> _SET PROBLEM_
Return the entries verbatim and drop every picture.

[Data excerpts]

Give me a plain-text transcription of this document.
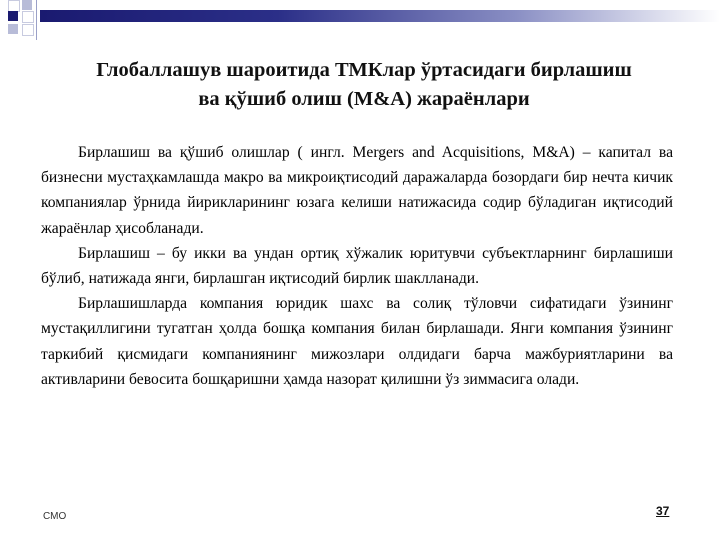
Глобаллашув шароитида ТМКлар ўртасидаги бирлашиш
ва қўшиб олиш (M&A) жараёнлари

Бирлашиш ва қўшиб олишлар ( ингл. Mergers and Acquisitions, M&A) – капитал ва бизнесни мустаҳкамлашда макро ва микроиқтисодий даражаларда бозордаги бир нечта кичик компаниялар ўрнида йирикларининг юзага келиши натижасида содир бўладиган иқтисодий жараёнлар ҳисобланади.

Бирлашиш – бу икки ва ундан ортиқ хўжалик юритувчи субъектларнинг бирлашиши бўлиб, натижада янги, бирлашган иқтисодий бирлик шаклланади.

Бирлашишларда компания юридик шахс ва солиқ тўловчи сифатидаги ўзининг мустақиллигини тугатган ҳолда бошқа компания билан бирлашади. Янги компания ўзининг таркибий қисмидаги компаниянинг мижозлари олдидаги барча мажбуриятларини ва активларини бевосита бошқаришни ҳамда назорат қилишни ўз зиммасига олади.

СМО	37
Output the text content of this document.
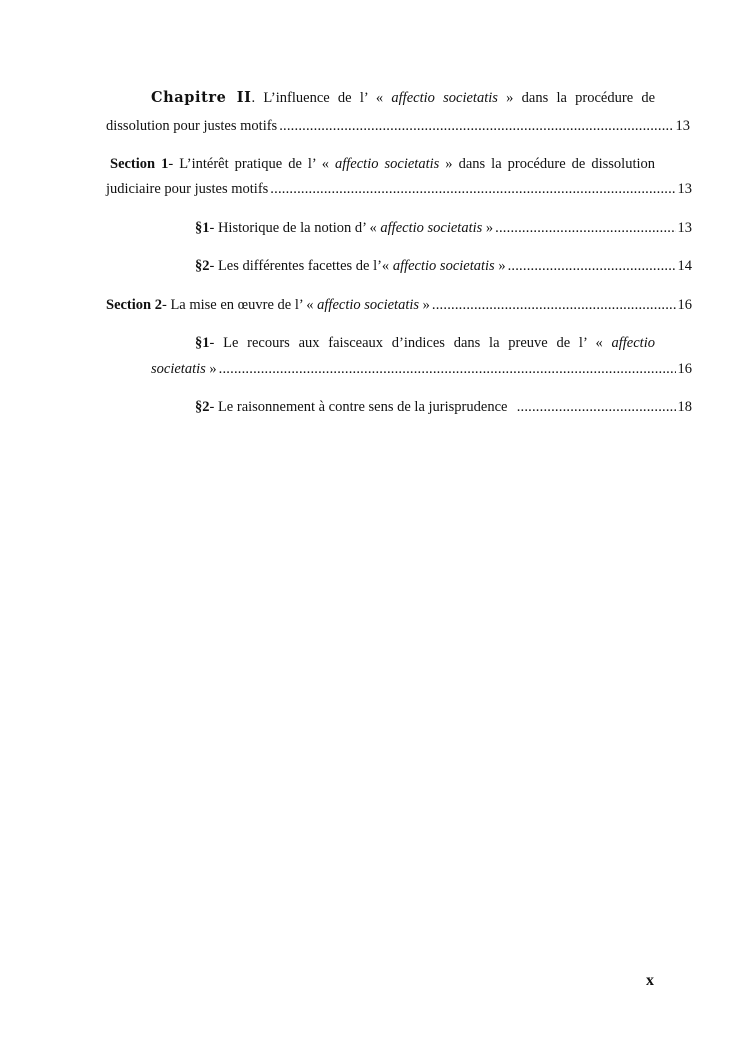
Chapitre II. L’influence de l’ « affectio societatis » dans la procédure de
dissolution pour justes motifs .....	13
Section 1- L’intérêt pratique de l’ « affectio societatis » dans la procédure de dissolution
judiciaire pour justes motifs .....	13
§1- Historique de la notion d’ « affectio societatis » .....	13
§2- Les différentes facettes de l’« affectio societatis » .....	14
Section 2- La mise en œuvre de l’ « affectio societatis » .....	16
§1- Le recours aux faisceaux d’indices dans la preuve de l’ « affectio
societatis » .....	16
§2- Le raisonnement à contre sens de la jurisprudence .....	18
x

> _EXERCISE RESULT_
Give me a plain-text transcription of this document.
Глобаллашув шароитида ТМКлар ўртасидаги бирлашиш
ва қўшиб олиш (M&A) жараёнлари

Бирлашиш ва қўшиб олишлар ( ингл. Mergers and Acquisitions, M&A) – капитал ва бизнесни мустаҳкамлашда макро ва микроиқтисодий даражаларда бозордаги бир нечта кичик компаниялар ўрнида йирикларининг юзага келиши натижасида содир бўладиган иқтисодий жараёнлар ҳисобланади.

Бирлашиш – бу икки ва ундан ортиқ хўжалик юритувчи субъектларнинг бирлашиши бўлиб, натижада янги, бирлашган иқтисодий бирлик шаклланади.

Бирлашишларда компания юридик шахс ва солиқ тўловчи сифатидаги ўзининг мустақиллигини тугатган ҳолда бошқа компания билан бирлашади. Янги компания ўзининг таркибий қисмидаги компаниянинг мижозлари олдидаги барча мажбуриятларини ва активларини бевосита бошқаришни ҳамда назорат қилишни ўз зиммасига олади.

СМО	37
Output the text content of this document.
Chapitre II. L’influence de l’ « affectio societatis » dans la procédure de
dissolution pour justes motifs .....	13
Section 1- L’intérêt pratique de l’ « affectio societatis » dans la procédure de dissolution
judiciaire pour justes motifs .....	13
§1- Historique de la notion d’ « affectio societatis » .....	13
§2- Les différentes facettes de l’« affectio societatis » .....	14
Section 2- La mise en œuvre de l’ « affectio societatis » .....	16
§1- Le recours aux faisceaux d’indices dans la preuve de l’ « affectio
societatis » .....	16
§2- Le raisonnement à contre sens de la jurisprudence .....	18
x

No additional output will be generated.